▸ **Task description**: Output each line of the material exactly as it stands.

▸ **Records provided**:
BEGIN

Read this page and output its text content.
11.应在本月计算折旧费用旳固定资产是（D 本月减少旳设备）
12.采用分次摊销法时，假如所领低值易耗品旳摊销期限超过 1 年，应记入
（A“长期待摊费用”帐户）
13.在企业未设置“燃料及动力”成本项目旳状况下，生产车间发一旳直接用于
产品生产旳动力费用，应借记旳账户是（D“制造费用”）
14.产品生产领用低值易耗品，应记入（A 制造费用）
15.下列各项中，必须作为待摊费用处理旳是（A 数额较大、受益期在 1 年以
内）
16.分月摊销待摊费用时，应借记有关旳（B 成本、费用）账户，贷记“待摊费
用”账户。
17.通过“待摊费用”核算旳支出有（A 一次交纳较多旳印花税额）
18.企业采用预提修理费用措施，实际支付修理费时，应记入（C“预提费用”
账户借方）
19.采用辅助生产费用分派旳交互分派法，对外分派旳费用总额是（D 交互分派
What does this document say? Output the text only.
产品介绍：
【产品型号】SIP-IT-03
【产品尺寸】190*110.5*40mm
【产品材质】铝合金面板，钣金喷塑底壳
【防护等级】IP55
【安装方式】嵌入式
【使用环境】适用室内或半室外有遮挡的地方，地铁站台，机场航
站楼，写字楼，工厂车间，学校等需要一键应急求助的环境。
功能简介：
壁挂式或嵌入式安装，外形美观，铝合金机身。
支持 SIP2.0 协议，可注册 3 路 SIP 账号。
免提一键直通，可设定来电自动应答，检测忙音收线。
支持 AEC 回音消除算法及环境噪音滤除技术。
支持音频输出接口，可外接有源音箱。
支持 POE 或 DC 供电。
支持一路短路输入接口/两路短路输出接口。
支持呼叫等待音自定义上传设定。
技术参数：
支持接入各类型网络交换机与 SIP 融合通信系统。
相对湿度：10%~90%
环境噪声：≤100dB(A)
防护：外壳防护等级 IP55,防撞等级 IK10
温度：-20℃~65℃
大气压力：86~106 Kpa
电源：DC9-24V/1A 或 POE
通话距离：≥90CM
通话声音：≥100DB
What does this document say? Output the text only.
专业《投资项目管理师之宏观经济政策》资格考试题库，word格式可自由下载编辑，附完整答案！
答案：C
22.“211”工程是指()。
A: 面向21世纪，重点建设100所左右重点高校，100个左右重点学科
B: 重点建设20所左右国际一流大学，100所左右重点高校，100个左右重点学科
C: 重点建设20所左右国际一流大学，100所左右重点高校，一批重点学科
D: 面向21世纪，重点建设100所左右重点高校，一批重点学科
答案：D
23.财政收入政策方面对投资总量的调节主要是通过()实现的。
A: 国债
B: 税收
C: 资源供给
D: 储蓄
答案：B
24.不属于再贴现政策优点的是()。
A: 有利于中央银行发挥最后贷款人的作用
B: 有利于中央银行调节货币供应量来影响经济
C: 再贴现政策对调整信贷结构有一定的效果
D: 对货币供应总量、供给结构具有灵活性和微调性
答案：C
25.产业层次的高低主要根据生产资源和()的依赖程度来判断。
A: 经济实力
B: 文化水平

END

▸ **Output below**:
Read this page and output its text content.
11.应在本月计算折旧费用旳固定资产是（D 本月减少旳设备）
12.采用分次摊销法时，假如所领低值易耗品旳摊销期限超过 1 年，应记入
（A“长期待摊费用”帐户）
13.在企业未设置“燃料及动力”成本项目旳状况下，生产车间发一旳直接用于
产品生产旳动力费用，应借记旳账户是（D“制造费用”）
14.产品生产领用低值易耗品，应记入（A 制造费用）
15.下列各项中，必须作为待摊费用处理旳是（A 数额较大、受益期在 1 年以
内）
16.分月摊销待摊费用时，应借记有关旳（B 成本、费用）账户，贷记“待摊费
用”账户。
17.通过“待摊费用”核算旳支出有（A 一次交纳较多旳印花税额）
18.企业采用预提修理费用措施，实际支付修理费时，应记入（C“预提费用”
账户借方）
19.采用辅助生产费用分派旳交互分派法，对外分派旳费用总额是（D 交互分派
What does this document say? Output the text only.
产品介绍：
【产品型号】SIP-IT-03
【产品尺寸】190*110.5*40mm
【产品材质】铝合金面板，钣金喷塑底壳
【防护等级】IP55
【安装方式】嵌入式
【使用环境】适用室内或半室外有遮挡的地方，地铁站台，机场航
站楼，写字楼，工厂车间，学校等需要一键应急求助的环境。
功能简介：
壁挂式或嵌入式安装，外形美观，铝合金机身。
支持 SIP2.0 协议，可注册 3 路 SIP 账号。
免提一键直通，可设定来电自动应答，检测忙音收线。
支持 AEC 回音消除算法及环境噪音滤除技术。
支持音频输出接口，可外接有源音箱。
支持 POE 或 DC 供电。
支持一路短路输入接口/两路短路输出接口。
支持呼叫等待音自定义上传设定。
技术参数：
支持接入各类型网络交换机与 SIP 融合通信系统。
相对湿度：10%~90%
环境噪声：≤100dB(A)
防护：外壳防护等级 IP55,防撞等级 IK10
温度：-20℃~65℃
大气压力：86~106 Kpa
电源：DC9-24V/1A 或 POE
通话距离：≥90CM
通话声音：≥100DB
What does this document say? Output the text only.
专业《投资项目管理师之宏观经济政策》资格考试题库，word格式可自由下载编辑，附完整答案！
答案：C
22.“211”工程是指()。
A: 面向21世纪，重点建设100所左右重点高校，100个左右重点学科
B: 重点建设20所左右国际一流大学，100所左右重点高校，100个左右重点学科
C: 重点建设20所左右国际一流大学，100所左右重点高校，一批重点学科
D: 面向21世纪，重点建设100所左右重点高校，一批重点学科
答案：D
23.财政收入政策方面对投资总量的调节主要是通过()实现的。
A: 国债
B: 税收
C: 资源供给
D: 储蓄
答案：B
24.不属于再贴现政策优点的是()。
A: 有利于中央银行发挥最后贷款人的作用
B: 有利于中央银行调节货币供应量来影响经济
C: 再贴现政策对调整信贷结构有一定的效果
D: 对货币供应总量、供给结构具有灵活性和微调性
答案：C
25.产业层次的高低主要根据生产资源和()的依赖程度来判断。
A: 经济实力
B: 文化水平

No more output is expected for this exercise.